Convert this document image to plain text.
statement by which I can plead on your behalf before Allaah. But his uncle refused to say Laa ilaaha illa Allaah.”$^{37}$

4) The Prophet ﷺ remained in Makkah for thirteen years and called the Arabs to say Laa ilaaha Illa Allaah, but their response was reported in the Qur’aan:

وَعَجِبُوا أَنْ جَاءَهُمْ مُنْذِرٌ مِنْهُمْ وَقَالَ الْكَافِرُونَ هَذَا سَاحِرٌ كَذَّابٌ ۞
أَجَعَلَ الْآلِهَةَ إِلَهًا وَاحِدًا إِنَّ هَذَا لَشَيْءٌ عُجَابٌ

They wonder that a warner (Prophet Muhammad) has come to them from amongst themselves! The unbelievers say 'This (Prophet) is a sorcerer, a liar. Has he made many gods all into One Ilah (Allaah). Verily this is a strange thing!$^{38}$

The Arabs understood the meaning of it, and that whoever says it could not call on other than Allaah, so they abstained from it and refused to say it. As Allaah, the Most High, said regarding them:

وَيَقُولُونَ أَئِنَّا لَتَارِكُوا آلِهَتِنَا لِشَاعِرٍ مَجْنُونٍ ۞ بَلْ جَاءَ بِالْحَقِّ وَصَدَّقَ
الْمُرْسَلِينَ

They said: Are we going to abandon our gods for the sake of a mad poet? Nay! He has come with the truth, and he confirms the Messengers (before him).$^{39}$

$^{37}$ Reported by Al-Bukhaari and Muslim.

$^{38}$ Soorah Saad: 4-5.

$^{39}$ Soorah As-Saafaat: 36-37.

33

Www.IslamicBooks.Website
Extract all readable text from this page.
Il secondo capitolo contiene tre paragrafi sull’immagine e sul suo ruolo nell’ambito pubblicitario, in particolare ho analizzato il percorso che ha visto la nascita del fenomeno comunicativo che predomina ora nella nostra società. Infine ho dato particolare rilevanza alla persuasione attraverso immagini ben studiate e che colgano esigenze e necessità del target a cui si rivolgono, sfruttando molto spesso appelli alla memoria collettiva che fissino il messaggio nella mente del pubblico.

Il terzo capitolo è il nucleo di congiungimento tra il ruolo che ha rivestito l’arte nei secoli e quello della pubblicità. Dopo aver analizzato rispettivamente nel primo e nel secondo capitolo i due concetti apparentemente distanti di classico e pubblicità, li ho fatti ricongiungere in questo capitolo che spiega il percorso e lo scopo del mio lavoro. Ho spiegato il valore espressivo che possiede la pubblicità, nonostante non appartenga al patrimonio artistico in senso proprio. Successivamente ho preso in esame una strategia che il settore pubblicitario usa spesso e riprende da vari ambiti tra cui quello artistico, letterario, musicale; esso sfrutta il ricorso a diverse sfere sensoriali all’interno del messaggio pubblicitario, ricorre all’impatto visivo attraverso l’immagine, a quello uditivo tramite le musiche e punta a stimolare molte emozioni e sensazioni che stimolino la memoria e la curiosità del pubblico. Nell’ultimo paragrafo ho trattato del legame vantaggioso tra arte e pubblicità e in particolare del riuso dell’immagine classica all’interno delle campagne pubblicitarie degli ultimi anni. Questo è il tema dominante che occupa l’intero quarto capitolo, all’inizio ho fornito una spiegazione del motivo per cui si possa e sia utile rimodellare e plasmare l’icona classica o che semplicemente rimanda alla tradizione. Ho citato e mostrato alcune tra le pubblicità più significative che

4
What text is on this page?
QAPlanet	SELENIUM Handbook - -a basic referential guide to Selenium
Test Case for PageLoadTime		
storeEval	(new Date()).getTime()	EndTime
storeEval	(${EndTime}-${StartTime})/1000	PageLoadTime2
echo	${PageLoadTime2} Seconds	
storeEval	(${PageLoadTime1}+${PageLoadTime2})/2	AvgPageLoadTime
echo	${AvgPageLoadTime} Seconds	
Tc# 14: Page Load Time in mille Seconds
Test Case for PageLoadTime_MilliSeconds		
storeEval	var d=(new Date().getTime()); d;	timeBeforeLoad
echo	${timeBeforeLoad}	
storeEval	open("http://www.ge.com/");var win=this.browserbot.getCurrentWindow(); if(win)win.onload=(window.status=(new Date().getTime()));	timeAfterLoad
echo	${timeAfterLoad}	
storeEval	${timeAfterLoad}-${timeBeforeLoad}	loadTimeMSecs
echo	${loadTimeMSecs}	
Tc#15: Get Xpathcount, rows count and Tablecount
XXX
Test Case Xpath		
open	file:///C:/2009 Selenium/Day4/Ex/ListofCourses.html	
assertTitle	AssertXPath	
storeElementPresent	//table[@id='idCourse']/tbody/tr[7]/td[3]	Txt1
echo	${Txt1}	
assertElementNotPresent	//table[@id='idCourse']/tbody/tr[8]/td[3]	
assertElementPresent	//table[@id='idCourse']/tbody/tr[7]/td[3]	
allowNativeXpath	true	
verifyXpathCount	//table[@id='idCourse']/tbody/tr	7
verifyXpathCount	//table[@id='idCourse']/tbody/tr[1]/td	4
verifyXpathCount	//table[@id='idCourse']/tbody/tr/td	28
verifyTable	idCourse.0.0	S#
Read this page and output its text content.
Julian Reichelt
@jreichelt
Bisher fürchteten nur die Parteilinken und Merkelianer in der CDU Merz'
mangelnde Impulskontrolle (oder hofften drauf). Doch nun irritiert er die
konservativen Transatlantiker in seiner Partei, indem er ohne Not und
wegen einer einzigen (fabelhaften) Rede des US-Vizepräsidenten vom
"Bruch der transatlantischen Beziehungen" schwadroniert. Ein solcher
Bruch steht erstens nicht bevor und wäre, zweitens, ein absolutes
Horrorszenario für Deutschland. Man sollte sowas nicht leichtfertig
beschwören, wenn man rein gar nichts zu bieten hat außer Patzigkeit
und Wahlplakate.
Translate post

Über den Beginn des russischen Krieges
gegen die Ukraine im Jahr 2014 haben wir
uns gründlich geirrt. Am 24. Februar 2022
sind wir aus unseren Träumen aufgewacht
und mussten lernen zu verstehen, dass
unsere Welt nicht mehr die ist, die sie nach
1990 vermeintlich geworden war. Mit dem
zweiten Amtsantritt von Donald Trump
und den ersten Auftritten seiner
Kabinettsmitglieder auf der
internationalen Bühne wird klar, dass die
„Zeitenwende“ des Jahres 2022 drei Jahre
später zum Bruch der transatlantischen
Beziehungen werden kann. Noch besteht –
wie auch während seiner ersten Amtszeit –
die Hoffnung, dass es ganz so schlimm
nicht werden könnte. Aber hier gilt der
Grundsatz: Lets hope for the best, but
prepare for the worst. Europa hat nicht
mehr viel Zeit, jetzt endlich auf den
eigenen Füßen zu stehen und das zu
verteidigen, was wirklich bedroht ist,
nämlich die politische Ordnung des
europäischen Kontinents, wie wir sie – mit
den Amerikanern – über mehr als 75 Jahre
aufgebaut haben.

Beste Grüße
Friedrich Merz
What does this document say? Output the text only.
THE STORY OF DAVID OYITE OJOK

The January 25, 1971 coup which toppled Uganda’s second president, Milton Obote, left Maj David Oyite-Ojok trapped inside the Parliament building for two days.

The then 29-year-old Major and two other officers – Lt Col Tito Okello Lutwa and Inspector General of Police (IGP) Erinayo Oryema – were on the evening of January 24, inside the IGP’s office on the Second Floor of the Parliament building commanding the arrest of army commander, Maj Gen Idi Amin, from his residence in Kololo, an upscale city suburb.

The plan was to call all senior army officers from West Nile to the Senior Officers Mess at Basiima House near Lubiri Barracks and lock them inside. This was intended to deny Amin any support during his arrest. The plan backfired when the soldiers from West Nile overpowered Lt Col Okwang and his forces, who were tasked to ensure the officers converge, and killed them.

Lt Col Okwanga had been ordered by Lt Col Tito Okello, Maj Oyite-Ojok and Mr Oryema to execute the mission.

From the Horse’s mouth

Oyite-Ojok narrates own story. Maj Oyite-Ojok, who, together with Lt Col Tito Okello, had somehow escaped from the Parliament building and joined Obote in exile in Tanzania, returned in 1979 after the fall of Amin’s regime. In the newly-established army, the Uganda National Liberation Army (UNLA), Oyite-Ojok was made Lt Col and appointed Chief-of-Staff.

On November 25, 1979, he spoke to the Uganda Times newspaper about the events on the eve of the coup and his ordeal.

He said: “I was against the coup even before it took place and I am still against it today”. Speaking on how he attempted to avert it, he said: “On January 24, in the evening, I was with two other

### Given exercise
Scan the material above. Return every line containing the string "dass".

### Response
und mussten lernen zu verstehen, dass
internationalen Bühne wird klar, dass die
die Hoffnung, dass es ganz so schlimm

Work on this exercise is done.